### WRITTEN EXERCISE
Every record here needs to be written out again exactly.
+ + + + +
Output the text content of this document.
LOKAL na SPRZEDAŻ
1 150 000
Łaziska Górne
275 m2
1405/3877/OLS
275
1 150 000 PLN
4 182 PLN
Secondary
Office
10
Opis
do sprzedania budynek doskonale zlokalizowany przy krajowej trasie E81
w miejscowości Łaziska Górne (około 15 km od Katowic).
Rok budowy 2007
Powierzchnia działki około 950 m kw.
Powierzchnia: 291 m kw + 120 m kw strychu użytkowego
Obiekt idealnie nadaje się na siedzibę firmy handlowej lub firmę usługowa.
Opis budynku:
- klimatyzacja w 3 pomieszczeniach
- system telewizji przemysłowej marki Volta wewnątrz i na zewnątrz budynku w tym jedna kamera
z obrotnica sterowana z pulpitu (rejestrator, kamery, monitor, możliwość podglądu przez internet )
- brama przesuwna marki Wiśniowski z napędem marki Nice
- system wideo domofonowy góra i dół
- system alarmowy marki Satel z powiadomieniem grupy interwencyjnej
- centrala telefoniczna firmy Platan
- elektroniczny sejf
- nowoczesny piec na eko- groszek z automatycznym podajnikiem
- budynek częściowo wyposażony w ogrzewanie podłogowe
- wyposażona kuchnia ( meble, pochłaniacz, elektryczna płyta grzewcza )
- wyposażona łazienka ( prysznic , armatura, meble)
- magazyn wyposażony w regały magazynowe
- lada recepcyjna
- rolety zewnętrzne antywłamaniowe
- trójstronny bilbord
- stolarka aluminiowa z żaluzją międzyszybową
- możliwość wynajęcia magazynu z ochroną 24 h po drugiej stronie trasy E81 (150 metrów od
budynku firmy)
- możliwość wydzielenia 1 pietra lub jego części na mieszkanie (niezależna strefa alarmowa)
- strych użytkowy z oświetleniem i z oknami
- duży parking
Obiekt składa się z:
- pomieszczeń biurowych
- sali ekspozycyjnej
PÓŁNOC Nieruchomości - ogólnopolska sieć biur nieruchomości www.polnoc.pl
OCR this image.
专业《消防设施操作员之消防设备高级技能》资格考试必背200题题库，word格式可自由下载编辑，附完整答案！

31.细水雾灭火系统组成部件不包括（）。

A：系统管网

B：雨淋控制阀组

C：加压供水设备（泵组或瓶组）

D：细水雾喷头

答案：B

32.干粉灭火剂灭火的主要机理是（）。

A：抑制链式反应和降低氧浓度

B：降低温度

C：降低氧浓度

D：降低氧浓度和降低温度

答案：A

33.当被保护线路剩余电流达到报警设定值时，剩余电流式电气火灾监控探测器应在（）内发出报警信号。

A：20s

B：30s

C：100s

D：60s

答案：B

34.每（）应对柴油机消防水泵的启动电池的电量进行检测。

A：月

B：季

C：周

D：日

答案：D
+ + + + +
### TASK RESULT
Output the text content of this document.
LOKAL na SPRZEDAŻ
1 150 000
Łaziska Górne
275 m2
1405/3877/OLS
275
1 150 000 PLN
4 182 PLN
Secondary
Office
10
Opis
do sprzedania budynek doskonale zlokalizowany przy krajowej trasie E81
w miejscowości Łaziska Górne (około 15 km od Katowic).
Rok budowy 2007
Powierzchnia działki około 950 m kw.
Powierzchnia: 291 m kw + 120 m kw strychu użytkowego
Obiekt idealnie nadaje się na siedzibę firmy handlowej lub firmę usługowa.
Opis budynku:
- klimatyzacja w 3 pomieszczeniach
- system telewizji przemysłowej marki Volta wewnątrz i na zewnątrz budynku w tym jedna kamera
z obrotnica sterowana z pulpitu (rejestrator, kamery, monitor, możliwość podglądu przez internet )
- brama przesuwna marki Wiśniowski z napędem marki Nice
- system wideo domofonowy góra i dół
- system alarmowy marki Satel z powiadomieniem grupy interwencyjnej
- centrala telefoniczna firmy Platan
- elektroniczny sejf
- nowoczesny piec na eko- groszek z automatycznym podajnikiem
- budynek częściowo wyposażony w ogrzewanie podłogowe
- wyposażona kuchnia ( meble, pochłaniacz, elektryczna płyta grzewcza )
- wyposażona łazienka ( prysznic , armatura, meble)
- magazyn wyposażony w regały magazynowe
- lada recepcyjna
- rolety zewnętrzne antywłamaniowe
- trójstronny bilbord
- stolarka aluminiowa z żaluzją międzyszybową
- możliwość wynajęcia magazynu z ochroną 24 h po drugiej stronie trasy E81 (150 metrów od
budynku firmy)
- możliwość wydzielenia 1 pietra lub jego części na mieszkanie (niezależna strefa alarmowa)
- strych użytkowy z oświetleniem i z oknami
- duży parking
Obiekt składa się z:
- pomieszczeń biurowych
- sali ekspozycyjnej
PÓŁNOC Nieruchomości - ogólnopolska sieć biur nieruchomości www.polnoc.pl
OCR this image.
专业《消防设施操作员之消防设备高级技能》资格考试必背200题题库，word格式可自由下载编辑，附完整答案！

31.细水雾灭火系统组成部件不包括（）。

A：系统管网

B：雨淋控制阀组

C：加压供水设备（泵组或瓶组）

D：细水雾喷头

答案：B

32.干粉灭火剂灭火的主要机理是（）。

A：抑制链式反应和降低氧浓度

B：降低温度

C：降低氧浓度

D：降低氧浓度和降低温度

答案：A

33.当被保护线路剩余电流达到报警设定值时，剩余电流式电气火灾监控探测器应在（）内发出报警信号。

A：20s

B：30s

C：100s

D：60s

答案：B

34.每（）应对柴油机消防水泵的启动电池的电量进行检测。

A：月

B：季

C：周

D：日

答案：D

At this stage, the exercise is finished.